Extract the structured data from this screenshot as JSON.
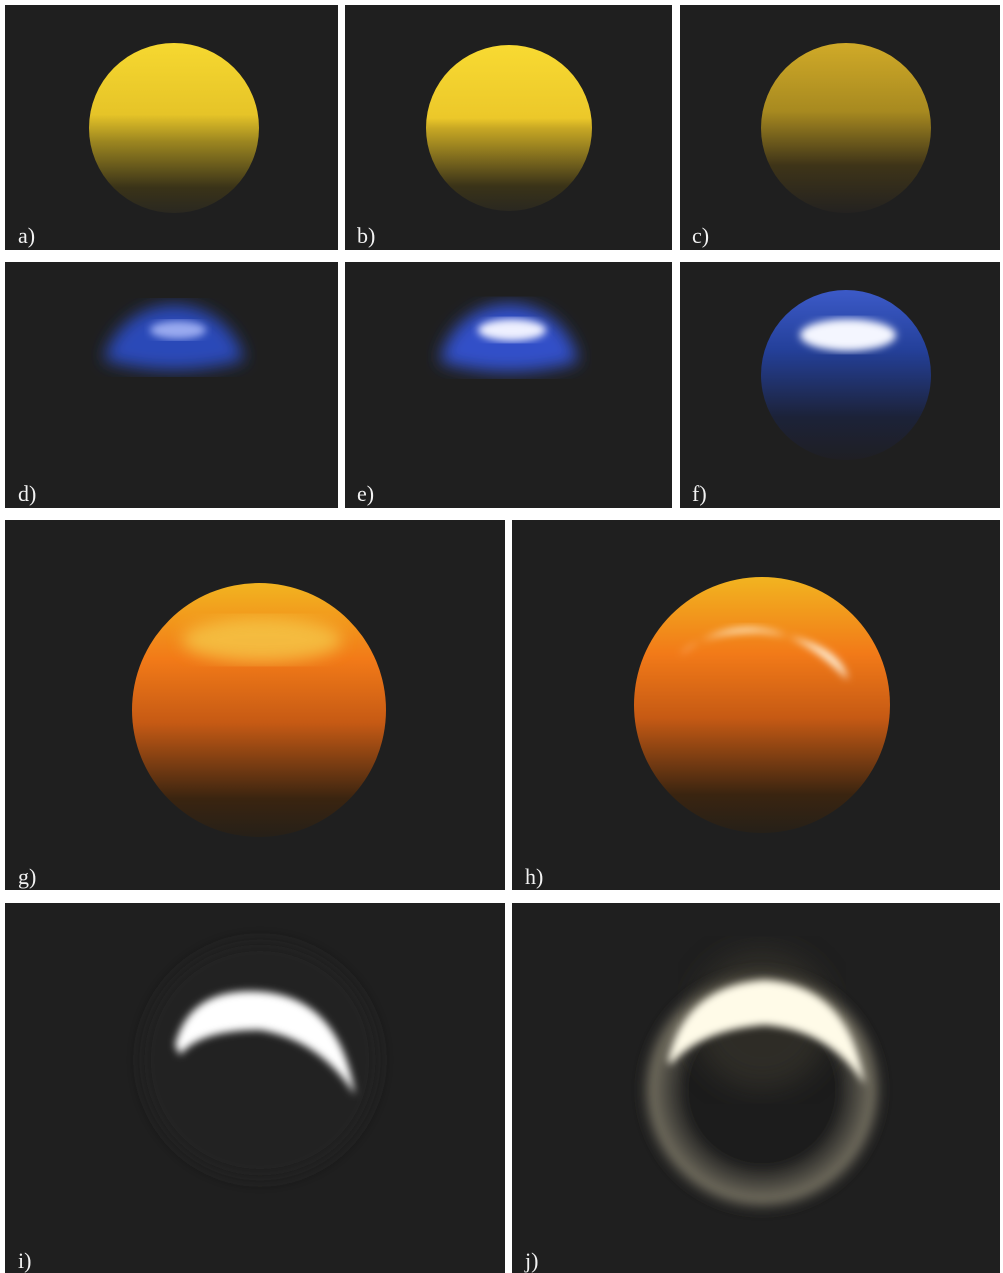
{
  "panels": [
    {
      "label": "a)"
    },
    {
      "label": "b)"
    },
    {
      "label": "c)"
    },
    {
      "label": "d)"
    },
    {
      "label": "e)"
    },
    {
      "label": "f)"
    },
    {
      "label": "g)"
    },
    {
      "label": "h)"
    },
    {
      "label": "i)"
    },
    {
      "label": "j)"
    }
  ]
}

====

Each record above must be returned exactly as written, with its pictures omitted.

Extract the structured data from this screenshot as JSON.
{
  "panels": [
    {
      "label": "a)"
    },
    {
      "label": "b)"
    },
    {
      "label": "c)"
    },
    {
      "label": "d)"
    },
    {
      "label": "e)"
    },
    {
      "label": "f)"
    },
    {
      "label": "g)"
    },
    {
      "label": "h)"
    },
    {
      "label": "i)"
    },
    {
      "label": "j)"
    }
  ]
}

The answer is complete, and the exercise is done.